__STATED TASK__. Pictures appear in the records below; write out everything else exactly.

------------------------

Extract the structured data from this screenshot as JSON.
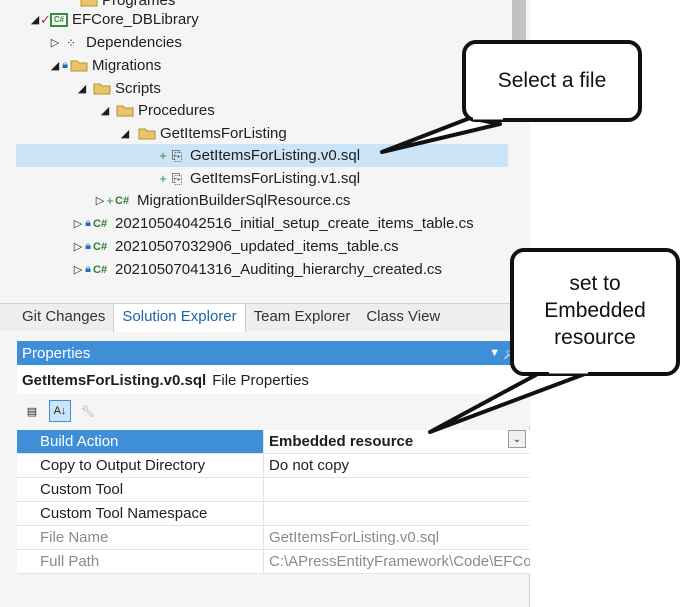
{
  "tree": {
    "rows": [
      {
        "label": "Programes"
      },
      {
        "label": "EFCore_DBLibrary",
        "proj_badge": "C#"
      },
      {
        "label": "Dependencies"
      },
      {
        "label": "Migrations"
      },
      {
        "label": "Scripts"
      },
      {
        "label": "Procedures"
      },
      {
        "label": "GetItemsForListing"
      },
      {
        "label": "GetItemsForListing.v0.sql"
      },
      {
        "label": "GetItemsForListing.v1.sql"
      },
      {
        "label": "MigrationBuilderSqlResource.cs",
        "badge": "C#"
      },
      {
        "label": "20210504042516_initial_setup_create_items_table.cs",
        "badge": "C#"
      },
      {
        "label": "20210507032906_updated_items_table.cs",
        "badge": "C#"
      },
      {
        "label": "20210507041316_Auditing_hierarchy_created.cs",
        "badge": "C#"
      }
    ]
  },
  "tabs": [
    "Git Changes",
    "Solution Explorer",
    "Team Explorer",
    "Class View"
  ],
  "properties": {
    "title": "Properties",
    "file_name": "GetItemsForListing.v0.sql",
    "file_type": "File Properties",
    "rows": [
      {
        "name": "Build Action",
        "value": "Embedded resource"
      },
      {
        "name": "Copy to Output Directory",
        "value": "Do not copy"
      },
      {
        "name": "Custom Tool",
        "value": ""
      },
      {
        "name": "Custom Tool Namespace",
        "value": ""
      },
      {
        "name": "File Name",
        "value": "GetItemsForListing.v0.sql"
      },
      {
        "name": "Full Path",
        "value": "C:\\APressEntityFramework\\Code\\EFCo"
      }
    ]
  },
  "callouts": {
    "select": "Select a file",
    "embedded_line1": "set to",
    "embedded_line2": "Embedded",
    "embedded_line3": "resource"
  },
  "colors": {
    "accent": "#3f8fd8",
    "selection": "#cce4f7"
  }
}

------------------------

__THE OUTPUT__.
Extract the structured data from this screenshot as JSON.
{
  "tree": {
    "rows": [
      {
        "label": "Programes"
      },
      {
        "label": "EFCore_DBLibrary",
        "proj_badge": "C#"
      },
      {
        "label": "Dependencies"
      },
      {
        "label": "Migrations"
      },
      {
        "label": "Scripts"
      },
      {
        "label": "Procedures"
      },
      {
        "label": "GetItemsForListing"
      },
      {
        "label": "GetItemsForListing.v0.sql"
      },
      {
        "label": "GetItemsForListing.v1.sql"
      },
      {
        "label": "MigrationBuilderSqlResource.cs",
        "badge": "C#"
      },
      {
        "label": "20210504042516_initial_setup_create_items_table.cs",
        "badge": "C#"
      },
      {
        "label": "20210507032906_updated_items_table.cs",
        "badge": "C#"
      },
      {
        "label": "20210507041316_Auditing_hierarchy_created.cs",
        "badge": "C#"
      }
    ]
  },
  "tabs": [
    "Git Changes",
    "Solution Explorer",
    "Team Explorer",
    "Class View"
  ],
  "properties": {
    "title": "Properties",
    "file_name": "GetItemsForListing.v0.sql",
    "file_type": "File Properties",
    "rows": [
      {
        "name": "Build Action",
        "value": "Embedded resource"
      },
      {
        "name": "Copy to Output Directory",
        "value": "Do not copy"
      },
      {
        "name": "Custom Tool",
        "value": ""
      },
      {
        "name": "Custom Tool Namespace",
        "value": ""
      },
      {
        "name": "File Name",
        "value": "GetItemsForListing.v0.sql"
      },
      {
        "name": "Full Path",
        "value": "C:\\APressEntityFramework\\Code\\EFCo"
      }
    ]
  },
  "callouts": {
    "select": "Select a file",
    "embedded_line1": "set to",
    "embedded_line2": "Embedded",
    "embedded_line3": "resource"
  },
  "colors": {
    "accent": "#3f8fd8",
    "selection": "#cce4f7"
  }
}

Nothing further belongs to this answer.